--- BEGIN The data ---

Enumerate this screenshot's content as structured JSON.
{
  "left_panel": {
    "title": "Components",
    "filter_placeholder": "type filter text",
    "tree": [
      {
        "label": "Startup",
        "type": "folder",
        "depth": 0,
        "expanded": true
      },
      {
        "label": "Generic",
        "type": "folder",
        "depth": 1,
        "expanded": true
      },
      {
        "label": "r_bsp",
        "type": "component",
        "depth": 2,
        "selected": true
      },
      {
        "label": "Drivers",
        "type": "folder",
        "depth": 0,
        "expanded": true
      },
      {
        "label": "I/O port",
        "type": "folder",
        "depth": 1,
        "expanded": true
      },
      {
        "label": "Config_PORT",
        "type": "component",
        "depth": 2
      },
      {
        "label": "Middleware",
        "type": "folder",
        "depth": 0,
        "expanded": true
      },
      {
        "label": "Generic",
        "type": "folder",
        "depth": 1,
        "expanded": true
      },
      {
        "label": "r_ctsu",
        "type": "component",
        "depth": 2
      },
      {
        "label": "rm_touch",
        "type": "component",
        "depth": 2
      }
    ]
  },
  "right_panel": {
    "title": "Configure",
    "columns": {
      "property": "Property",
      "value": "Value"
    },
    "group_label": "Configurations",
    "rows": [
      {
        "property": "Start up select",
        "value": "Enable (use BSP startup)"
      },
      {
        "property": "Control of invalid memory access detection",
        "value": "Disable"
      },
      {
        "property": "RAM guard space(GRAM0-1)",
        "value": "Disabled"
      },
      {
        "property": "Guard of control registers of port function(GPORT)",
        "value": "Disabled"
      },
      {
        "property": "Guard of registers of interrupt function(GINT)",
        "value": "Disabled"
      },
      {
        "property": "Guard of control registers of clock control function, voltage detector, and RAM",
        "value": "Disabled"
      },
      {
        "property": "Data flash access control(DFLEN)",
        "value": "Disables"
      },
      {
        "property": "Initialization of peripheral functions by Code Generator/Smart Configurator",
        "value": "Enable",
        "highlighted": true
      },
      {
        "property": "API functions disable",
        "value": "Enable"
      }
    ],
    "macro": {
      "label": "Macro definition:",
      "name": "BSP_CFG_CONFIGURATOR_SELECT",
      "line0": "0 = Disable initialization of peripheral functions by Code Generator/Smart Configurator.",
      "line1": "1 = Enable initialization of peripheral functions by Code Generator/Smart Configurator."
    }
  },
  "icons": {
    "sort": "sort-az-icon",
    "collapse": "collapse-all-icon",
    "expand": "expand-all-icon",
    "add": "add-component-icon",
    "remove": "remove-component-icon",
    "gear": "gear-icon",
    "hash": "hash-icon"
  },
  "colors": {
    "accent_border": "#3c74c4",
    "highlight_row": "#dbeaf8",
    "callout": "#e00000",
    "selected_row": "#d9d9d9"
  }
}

--- END The data ---

**Written request**
Transcribe every line of the data, exactly as it stands.

**Task solution**
Enumerate this screenshot's content as structured JSON.
{
  "left_panel": {
    "title": "Components",
    "filter_placeholder": "type filter text",
    "tree": [
      {
        "label": "Startup",
        "type": "folder",
        "depth": 0,
        "expanded": true
      },
      {
        "label": "Generic",
        "type": "folder",
        "depth": 1,
        "expanded": true
      },
      {
        "label": "r_bsp",
        "type": "component",
        "depth": 2,
        "selected": true
      },
      {
        "label": "Drivers",
        "type": "folder",
        "depth": 0,
        "expanded": true
      },
      {
        "label": "I/O port",
        "type": "folder",
        "depth": 1,
        "expanded": true
      },
      {
        "label": "Config_PORT",
        "type": "component",
        "depth": 2
      },
      {
        "label": "Middleware",
        "type": "folder",
        "depth": 0,
        "expanded": true
      },
      {
        "label": "Generic",
        "type": "folder",
        "depth": 1,
        "expanded": true
      },
      {
        "label": "r_ctsu",
        "type": "component",
        "depth": 2
      },
      {
        "label": "rm_touch",
        "type": "component",
        "depth": 2
      }
    ]
  },
  "right_panel": {
    "title": "Configure",
    "columns": {
      "property": "Property",
      "value": "Value"
    },
    "group_label": "Configurations",
    "rows": [
      {
        "property": "Start up select",
        "value": "Enable (use BSP startup)"
      },
      {
        "property": "Control of invalid memory access detection",
        "value": "Disable"
      },
      {
        "property": "RAM guard space(GRAM0-1)",
        "value": "Disabled"
      },
      {
        "property": "Guard of control registers of port function(GPORT)",
        "value": "Disabled"
      },
      {
        "property": "Guard of registers of interrupt function(GINT)",
        "value": "Disabled"
      },
      {
        "property": "Guard of control registers of clock control function, voltage detector, and RAM",
        "value": "Disabled"
      },
      {
        "property": "Data flash access control(DFLEN)",
        "value": "Disables"
      },
      {
        "property": "Initialization of peripheral functions by Code Generator/Smart Configurator",
        "value": "Enable",
        "highlighted": true
      },
      {
        "property": "API functions disable",
        "value": "Enable"
      }
    ],
    "macro": {
      "label": "Macro definition:",
      "name": "BSP_CFG_CONFIGURATOR_SELECT",
      "line0": "0 = Disable initialization of peripheral functions by Code Generator/Smart Configurator.",
      "line1": "1 = Enable initialization of peripheral functions by Code Generator/Smart Configurator."
    }
  },
  "icons": {
    "sort": "sort-az-icon",
    "collapse": "collapse-all-icon",
    "expand": "expand-all-icon",
    "add": "add-component-icon",
    "remove": "remove-component-icon",
    "gear": "gear-icon",
    "hash": "hash-icon"
  },
  "colors": {
    "accent_border": "#3c74c4",
    "highlight_row": "#dbeaf8",
    "callout": "#e00000",
    "selected_row": "#d9d9d9"
  }
}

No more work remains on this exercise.